Sa mère adoptive a décidé d’inscrire Railda à l’école communautaire tenue par une église plutôt que de l’envoyer dans une structure bien loin de sa maison. En quatrième année, elle a fini tout de même par rejoindre l’école publique de Paripe. Elle illustre volontiers l’indigence vécue par les siens avec de nombreux exemples. A l’époque, au niveau vestimentaire, chacune n’avait qu’une robe pour toute la semaine, une robe du dimanche et un habit pour la messe. Lors des jours de pluies, son habit de la semaine se salissait sur le chemin boueux et glissant de l’école; tous les soirs, elle devait le nettoyer pour pouvoir être présentable le lendemain, exprime-t-elle presque avec nostalgie.
 
Le frère de Railda, lui, s’est développé dans de toutes autres conditions. Après maintes fugues, il a connu la tentation de devenir un malfrat de quartier. L’argent facile et de belles promesses l’ont amené sur une pente glissante, laissant Railda soucieuse. Aujourd’hui, il est marié et fait un père exemplaire, s’enorgueillit-elle. Maçon de profession, il a su affronter le début de sa vie difficile et devenir un être responsable des siens, rompant avec un passé peu propice à son épanouissement.

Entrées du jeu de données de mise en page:
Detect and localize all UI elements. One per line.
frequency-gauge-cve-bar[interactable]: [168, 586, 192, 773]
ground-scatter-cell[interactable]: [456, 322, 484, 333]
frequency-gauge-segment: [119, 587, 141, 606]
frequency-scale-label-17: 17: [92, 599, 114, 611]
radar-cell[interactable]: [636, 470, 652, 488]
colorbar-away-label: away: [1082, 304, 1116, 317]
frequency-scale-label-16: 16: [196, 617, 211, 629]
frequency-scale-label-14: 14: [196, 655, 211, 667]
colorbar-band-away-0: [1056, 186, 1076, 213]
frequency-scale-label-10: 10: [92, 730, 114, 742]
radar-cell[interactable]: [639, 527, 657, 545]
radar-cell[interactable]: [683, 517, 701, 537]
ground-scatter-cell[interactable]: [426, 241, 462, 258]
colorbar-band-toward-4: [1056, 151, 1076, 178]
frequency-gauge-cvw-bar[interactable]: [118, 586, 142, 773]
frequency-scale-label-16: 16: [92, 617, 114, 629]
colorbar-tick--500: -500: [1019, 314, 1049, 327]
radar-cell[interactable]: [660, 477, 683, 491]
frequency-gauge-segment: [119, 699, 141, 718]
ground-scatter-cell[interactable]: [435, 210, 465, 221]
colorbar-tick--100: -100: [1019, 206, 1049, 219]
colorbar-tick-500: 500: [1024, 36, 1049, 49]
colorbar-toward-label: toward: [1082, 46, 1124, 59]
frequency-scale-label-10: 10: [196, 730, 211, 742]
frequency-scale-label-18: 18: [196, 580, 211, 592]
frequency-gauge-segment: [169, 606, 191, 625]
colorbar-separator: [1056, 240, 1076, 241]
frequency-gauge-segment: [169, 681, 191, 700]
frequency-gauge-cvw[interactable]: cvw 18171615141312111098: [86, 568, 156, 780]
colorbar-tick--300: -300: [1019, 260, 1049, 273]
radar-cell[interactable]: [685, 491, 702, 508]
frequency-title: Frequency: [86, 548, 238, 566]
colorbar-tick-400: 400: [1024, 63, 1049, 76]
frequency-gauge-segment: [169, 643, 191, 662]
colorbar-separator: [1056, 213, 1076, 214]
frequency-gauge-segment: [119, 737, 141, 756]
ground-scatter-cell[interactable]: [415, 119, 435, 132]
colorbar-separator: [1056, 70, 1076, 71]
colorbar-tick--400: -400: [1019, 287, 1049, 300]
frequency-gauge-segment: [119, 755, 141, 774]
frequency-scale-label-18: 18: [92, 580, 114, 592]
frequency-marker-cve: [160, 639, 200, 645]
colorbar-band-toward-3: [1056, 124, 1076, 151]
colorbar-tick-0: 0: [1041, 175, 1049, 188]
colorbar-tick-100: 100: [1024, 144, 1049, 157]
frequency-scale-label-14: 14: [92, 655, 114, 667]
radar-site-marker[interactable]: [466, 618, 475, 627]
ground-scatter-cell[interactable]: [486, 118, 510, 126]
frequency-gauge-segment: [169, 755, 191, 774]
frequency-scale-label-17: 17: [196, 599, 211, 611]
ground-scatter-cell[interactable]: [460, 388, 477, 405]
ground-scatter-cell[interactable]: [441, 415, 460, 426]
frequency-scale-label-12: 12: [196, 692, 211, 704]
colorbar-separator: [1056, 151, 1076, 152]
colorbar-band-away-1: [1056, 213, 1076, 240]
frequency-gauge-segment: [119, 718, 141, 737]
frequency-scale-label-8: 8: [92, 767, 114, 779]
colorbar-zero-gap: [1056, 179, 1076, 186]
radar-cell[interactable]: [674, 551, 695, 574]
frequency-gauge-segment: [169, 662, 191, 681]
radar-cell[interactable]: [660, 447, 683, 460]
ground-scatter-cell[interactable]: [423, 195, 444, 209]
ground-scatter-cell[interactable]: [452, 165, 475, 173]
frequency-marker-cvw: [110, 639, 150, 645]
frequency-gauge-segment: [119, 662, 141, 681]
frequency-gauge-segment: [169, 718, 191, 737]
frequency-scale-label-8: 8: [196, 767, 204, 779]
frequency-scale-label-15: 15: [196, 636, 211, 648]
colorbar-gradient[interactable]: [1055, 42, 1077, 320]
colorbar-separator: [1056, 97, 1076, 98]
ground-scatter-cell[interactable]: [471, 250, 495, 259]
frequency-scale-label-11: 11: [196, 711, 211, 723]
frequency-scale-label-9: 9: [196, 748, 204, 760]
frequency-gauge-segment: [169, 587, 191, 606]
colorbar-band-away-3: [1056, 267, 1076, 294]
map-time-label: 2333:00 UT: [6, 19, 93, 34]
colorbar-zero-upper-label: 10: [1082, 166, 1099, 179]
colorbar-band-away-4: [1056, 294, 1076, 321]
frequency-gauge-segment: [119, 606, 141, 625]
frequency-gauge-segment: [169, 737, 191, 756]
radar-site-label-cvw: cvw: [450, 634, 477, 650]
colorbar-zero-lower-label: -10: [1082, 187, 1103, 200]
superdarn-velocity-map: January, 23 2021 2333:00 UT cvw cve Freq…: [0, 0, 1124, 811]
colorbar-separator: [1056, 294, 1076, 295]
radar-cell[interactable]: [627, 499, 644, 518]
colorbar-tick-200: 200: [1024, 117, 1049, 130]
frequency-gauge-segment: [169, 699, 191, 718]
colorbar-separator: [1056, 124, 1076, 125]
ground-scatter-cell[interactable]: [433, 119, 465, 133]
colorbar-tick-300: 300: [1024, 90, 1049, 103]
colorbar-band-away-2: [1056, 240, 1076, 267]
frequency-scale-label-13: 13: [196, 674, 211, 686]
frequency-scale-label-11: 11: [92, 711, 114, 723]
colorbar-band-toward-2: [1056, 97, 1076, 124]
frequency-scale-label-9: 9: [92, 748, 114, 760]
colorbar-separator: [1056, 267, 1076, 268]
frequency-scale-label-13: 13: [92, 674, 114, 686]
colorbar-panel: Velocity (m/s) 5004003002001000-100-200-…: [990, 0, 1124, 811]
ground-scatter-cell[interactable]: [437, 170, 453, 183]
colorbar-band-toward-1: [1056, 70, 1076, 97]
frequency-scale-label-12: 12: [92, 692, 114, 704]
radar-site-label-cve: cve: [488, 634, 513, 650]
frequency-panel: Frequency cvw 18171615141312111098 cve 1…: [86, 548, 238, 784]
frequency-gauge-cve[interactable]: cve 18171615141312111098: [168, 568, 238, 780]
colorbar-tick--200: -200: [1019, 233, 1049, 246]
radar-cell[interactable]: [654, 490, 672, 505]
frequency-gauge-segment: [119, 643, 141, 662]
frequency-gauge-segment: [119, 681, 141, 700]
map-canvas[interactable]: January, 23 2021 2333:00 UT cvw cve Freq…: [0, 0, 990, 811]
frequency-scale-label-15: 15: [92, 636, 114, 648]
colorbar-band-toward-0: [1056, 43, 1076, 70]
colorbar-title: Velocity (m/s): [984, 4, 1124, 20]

◆ **À FAIRE**:
**A)** Répondez à ces questions sur le texte consacré à Railda :
(i) En quelle année Railda a-t-elle rejoint l'école publique, et dans quel endroit ?
(ii) Quels vêtements chacune avait-elle à l'époque ?
(iii) Quel est le métier du frère de Railda ?
**B)** Recopiez les enregistrements depuis leur toute première ligne jusqu'à la ligne contenant "frequency-gauge-cvw-bar[interactable]: [118, 586, 142, 773]", celle-ci comprise.

◆ **RÉPONSES**:
**A)**
(i) En quatrième année, à l'école publique de Paripe.
(ii) Une robe pour toute la semaine, une robe du dimanche et un habit pour la messe.
(iii) Il est maçon.

**B)**
Detect and localize all UI elements. One per line.
frequency-gauge-cve-bar[interactable]: [168, 586, 192, 773]
ground-scatter-cell[interactable]: [456, 322, 484, 333]
frequency-gauge-segment: [119, 587, 141, 606]
frequency-scale-label-17: 17: [92, 599, 114, 611]
radar-cell[interactable]: [636, 470, 652, 488]
colorbar-away-label: away: [1082, 304, 1116, 317]
frequency-scale-label-16: 16: [196, 617, 211, 629]
frequency-scale-label-14: 14: [196, 655, 211, 667]
colorbar-band-away-0: [1056, 186, 1076, 213]
frequency-scale-label-10: 10: [92, 730, 114, 742]
radar-cell[interactable]: [639, 527, 657, 545]
radar-cell[interactable]: [683, 517, 701, 537]
ground-scatter-cell[interactable]: [426, 241, 462, 258]
colorbar-band-toward-4: [1056, 151, 1076, 178]
frequency-gauge-cvw-bar[interactable]: [118, 586, 142, 773]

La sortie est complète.